Short task: Repeat, exactly and completely, the material that follows. Omit the pictures.

Data to use:
--*--
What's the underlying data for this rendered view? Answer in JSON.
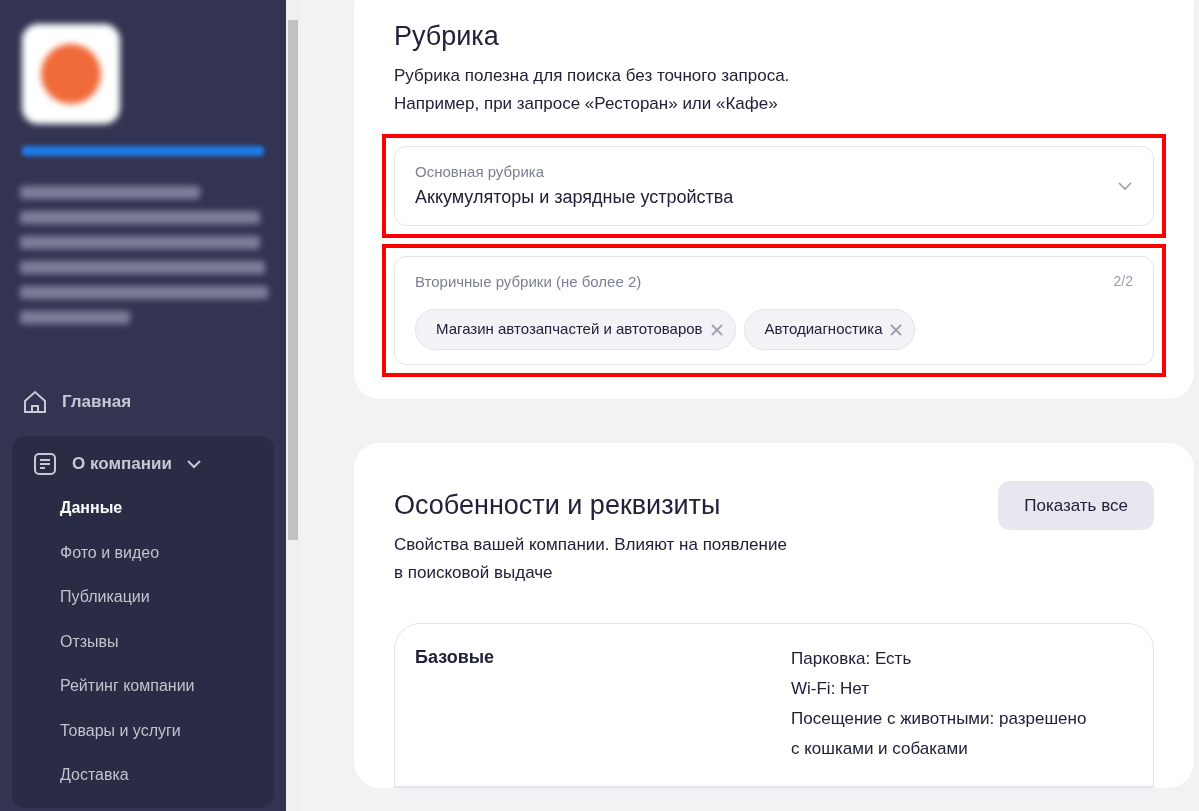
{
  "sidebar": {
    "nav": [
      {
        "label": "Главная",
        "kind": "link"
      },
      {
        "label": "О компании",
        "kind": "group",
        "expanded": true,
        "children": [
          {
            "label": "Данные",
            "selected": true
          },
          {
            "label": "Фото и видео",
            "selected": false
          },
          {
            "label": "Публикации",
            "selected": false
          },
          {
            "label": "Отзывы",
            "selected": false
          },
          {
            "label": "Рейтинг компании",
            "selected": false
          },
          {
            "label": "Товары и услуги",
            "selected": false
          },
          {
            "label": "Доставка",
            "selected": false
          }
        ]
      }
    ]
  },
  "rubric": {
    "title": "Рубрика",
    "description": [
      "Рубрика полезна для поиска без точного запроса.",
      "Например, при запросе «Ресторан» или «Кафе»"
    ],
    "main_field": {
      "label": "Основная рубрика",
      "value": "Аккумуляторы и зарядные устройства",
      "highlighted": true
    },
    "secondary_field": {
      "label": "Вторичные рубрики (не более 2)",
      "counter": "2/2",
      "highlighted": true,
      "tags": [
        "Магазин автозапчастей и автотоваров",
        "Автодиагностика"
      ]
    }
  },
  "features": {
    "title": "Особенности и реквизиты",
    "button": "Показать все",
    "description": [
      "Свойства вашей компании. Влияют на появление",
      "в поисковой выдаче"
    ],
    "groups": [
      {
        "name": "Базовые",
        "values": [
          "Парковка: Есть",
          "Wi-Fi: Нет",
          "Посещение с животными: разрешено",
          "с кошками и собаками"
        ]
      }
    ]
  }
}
--*--
Output below:
What's the underlying data for this rendered view? Answer in JSON.
{
  "sidebar": {
    "nav": [
      {
        "label": "Главная",
        "kind": "link"
      },
      {
        "label": "О компании",
        "kind": "group",
        "expanded": true,
        "children": [
          {
            "label": "Данные",
            "selected": true
          },
          {
            "label": "Фото и видео",
            "selected": false
          },
          {
            "label": "Публикации",
            "selected": false
          },
          {
            "label": "Отзывы",
            "selected": false
          },
          {
            "label": "Рейтинг компании",
            "selected": false
          },
          {
            "label": "Товары и услуги",
            "selected": false
          },
          {
            "label": "Доставка",
            "selected": false
          }
        ]
      }
    ]
  },
  "rubric": {
    "title": "Рубрика",
    "description": [
      "Рубрика полезна для поиска без точного запроса.",
      "Например, при запросе «Ресторан» или «Кафе»"
    ],
    "main_field": {
      "label": "Основная рубрика",
      "value": "Аккумуляторы и зарядные устройства",
      "highlighted": true
    },
    "secondary_field": {
      "label": "Вторичные рубрики (не более 2)",
      "counter": "2/2",
      "highlighted": true,
      "tags": [
        "Магазин автозапчастей и автотоваров",
        "Автодиагностика"
      ]
    }
  },
  "features": {
    "title": "Особенности и реквизиты",
    "button": "Показать все",
    "description": [
      "Свойства вашей компании. Влияют на появление",
      "в поисковой выдаче"
    ],
    "groups": [
      {
        "name": "Базовые",
        "values": [
          "Парковка: Есть",
          "Wi-Fi: Нет",
          "Посещение с животными: разрешено",
          "с кошками и собаками"
        ]
      }
    ]
  }
}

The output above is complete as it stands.